» Instructions for the task:
From the entries below, gather every line containing the string "движения".

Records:
---------------
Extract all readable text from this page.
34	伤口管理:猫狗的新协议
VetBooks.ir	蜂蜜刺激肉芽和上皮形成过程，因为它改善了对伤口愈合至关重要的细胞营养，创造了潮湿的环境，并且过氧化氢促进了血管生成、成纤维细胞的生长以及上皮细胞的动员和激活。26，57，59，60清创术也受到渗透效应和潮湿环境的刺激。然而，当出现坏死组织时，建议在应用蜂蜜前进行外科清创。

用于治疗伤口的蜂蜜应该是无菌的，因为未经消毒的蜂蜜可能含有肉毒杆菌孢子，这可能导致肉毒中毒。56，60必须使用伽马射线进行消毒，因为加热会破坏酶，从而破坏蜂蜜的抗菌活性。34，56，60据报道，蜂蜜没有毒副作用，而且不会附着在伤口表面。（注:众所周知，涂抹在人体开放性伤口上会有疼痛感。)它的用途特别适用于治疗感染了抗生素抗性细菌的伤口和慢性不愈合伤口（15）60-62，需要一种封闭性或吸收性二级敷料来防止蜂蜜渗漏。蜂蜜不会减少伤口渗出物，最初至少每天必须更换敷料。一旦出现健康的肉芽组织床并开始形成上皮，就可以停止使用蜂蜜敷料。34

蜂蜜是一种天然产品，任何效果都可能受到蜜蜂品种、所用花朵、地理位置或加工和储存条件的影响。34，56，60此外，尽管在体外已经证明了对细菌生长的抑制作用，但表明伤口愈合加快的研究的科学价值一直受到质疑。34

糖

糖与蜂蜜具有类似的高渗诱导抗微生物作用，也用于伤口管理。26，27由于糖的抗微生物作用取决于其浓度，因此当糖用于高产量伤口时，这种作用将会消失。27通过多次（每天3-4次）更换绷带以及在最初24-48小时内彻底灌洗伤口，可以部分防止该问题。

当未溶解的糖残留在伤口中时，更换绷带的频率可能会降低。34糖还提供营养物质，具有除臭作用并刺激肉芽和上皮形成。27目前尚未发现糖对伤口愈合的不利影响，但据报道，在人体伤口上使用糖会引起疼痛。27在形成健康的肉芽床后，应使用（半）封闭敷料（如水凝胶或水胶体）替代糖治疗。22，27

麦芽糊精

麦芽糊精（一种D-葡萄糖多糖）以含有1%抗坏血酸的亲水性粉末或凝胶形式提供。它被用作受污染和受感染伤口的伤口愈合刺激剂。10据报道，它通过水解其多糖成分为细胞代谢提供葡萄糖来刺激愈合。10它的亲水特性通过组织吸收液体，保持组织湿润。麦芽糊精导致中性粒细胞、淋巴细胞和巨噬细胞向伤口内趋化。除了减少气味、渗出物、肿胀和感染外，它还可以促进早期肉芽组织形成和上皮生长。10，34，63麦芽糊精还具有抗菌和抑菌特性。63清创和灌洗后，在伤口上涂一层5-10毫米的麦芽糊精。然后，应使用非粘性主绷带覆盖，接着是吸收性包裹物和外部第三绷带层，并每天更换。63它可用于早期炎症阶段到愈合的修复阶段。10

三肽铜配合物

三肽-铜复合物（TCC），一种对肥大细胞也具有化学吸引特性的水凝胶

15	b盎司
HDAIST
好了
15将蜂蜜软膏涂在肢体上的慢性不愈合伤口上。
---------------
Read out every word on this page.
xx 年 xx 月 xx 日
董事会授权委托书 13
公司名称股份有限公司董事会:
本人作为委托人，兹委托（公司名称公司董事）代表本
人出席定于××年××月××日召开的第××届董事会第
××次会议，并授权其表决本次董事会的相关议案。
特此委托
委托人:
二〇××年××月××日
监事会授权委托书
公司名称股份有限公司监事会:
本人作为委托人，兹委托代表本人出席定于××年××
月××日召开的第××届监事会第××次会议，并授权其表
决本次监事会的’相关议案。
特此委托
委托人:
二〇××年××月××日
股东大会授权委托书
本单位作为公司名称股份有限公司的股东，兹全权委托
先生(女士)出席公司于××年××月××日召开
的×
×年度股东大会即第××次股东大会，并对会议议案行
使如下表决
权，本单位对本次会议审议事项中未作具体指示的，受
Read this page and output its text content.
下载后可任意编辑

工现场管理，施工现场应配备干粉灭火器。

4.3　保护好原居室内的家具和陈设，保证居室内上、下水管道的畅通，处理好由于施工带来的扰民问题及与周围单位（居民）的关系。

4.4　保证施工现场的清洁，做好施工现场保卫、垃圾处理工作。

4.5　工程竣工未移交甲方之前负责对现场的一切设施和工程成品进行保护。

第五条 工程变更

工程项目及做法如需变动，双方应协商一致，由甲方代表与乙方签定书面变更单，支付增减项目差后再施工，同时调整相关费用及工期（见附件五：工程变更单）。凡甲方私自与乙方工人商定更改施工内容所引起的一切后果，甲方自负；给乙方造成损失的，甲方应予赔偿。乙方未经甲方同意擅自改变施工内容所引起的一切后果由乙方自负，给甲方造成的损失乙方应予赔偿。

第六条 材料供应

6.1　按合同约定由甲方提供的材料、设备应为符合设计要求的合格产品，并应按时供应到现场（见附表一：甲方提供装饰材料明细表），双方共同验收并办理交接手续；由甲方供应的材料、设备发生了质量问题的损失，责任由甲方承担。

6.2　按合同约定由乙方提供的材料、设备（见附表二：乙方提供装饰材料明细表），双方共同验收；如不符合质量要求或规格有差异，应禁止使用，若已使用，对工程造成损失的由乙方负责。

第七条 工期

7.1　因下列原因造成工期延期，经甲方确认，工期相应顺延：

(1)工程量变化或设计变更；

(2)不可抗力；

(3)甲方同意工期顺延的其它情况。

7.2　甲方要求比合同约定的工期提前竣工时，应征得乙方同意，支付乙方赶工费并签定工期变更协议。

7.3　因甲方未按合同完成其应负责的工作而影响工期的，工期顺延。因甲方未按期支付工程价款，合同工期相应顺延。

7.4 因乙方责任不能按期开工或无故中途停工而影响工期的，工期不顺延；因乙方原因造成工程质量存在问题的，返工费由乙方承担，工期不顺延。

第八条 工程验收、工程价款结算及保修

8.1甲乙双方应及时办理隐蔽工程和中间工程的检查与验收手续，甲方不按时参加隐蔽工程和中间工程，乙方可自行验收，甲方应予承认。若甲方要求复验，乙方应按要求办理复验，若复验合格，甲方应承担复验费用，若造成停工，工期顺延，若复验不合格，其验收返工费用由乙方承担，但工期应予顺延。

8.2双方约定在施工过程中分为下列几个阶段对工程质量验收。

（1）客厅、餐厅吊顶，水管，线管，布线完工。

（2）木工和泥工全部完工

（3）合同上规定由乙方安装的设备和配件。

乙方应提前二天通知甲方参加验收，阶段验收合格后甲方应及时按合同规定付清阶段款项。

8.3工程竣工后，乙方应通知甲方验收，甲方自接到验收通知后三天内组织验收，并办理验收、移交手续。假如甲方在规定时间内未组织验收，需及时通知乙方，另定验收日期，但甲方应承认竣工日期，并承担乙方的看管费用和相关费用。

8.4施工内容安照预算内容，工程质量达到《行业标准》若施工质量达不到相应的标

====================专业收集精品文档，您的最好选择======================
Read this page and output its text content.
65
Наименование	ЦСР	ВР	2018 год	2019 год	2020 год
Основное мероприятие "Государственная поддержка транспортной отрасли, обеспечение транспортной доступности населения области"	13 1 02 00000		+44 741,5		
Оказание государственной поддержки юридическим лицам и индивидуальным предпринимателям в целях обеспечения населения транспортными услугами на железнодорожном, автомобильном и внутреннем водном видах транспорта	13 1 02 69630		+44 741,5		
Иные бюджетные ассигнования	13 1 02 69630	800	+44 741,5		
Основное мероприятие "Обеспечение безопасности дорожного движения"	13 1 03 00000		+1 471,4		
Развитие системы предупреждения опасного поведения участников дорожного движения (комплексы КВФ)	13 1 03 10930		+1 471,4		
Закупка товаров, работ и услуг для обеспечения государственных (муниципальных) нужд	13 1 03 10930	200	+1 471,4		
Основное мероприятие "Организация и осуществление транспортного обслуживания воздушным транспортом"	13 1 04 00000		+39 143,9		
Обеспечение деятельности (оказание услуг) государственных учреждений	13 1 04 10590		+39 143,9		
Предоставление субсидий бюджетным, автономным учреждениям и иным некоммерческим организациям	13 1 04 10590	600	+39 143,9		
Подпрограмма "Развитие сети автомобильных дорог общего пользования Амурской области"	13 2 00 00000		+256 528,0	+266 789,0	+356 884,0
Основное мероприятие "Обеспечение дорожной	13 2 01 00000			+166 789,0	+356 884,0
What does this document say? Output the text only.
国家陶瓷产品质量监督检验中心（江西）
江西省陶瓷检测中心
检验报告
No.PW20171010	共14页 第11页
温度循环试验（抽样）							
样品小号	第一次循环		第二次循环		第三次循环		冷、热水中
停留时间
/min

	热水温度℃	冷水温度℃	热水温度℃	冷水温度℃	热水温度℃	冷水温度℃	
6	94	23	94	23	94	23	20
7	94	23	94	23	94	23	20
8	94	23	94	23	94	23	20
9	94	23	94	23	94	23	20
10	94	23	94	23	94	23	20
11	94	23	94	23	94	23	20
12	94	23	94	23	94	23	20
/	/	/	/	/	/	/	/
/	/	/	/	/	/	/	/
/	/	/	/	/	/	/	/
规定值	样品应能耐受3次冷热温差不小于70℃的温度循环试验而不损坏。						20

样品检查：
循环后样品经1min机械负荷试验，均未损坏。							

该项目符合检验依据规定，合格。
---------------
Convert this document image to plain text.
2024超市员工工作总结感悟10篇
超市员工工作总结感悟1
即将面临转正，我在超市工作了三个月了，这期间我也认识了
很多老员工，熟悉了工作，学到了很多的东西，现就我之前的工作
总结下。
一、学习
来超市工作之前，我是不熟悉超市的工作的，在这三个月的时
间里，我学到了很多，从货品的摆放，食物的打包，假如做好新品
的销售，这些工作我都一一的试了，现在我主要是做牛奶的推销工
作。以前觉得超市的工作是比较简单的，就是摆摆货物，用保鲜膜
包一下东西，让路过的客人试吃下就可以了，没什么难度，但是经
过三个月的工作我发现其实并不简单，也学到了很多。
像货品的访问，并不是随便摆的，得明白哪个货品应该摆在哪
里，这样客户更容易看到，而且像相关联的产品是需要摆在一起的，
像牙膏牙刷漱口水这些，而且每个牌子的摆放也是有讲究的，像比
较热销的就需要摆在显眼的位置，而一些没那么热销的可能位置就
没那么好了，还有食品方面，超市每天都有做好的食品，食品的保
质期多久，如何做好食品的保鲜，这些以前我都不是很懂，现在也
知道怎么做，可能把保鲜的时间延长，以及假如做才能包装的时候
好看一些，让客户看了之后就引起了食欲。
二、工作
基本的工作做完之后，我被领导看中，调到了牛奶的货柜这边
---------------
» Written answer:
Основное мероприятие "Обеспечение безопасности дорожного движения"	13 1 03 00000		+1 471,4		
Развитие системы предупреждения опасного поведения участников дорожного движения (комплексы КВФ)	13 1 03 10930		+1 471,4		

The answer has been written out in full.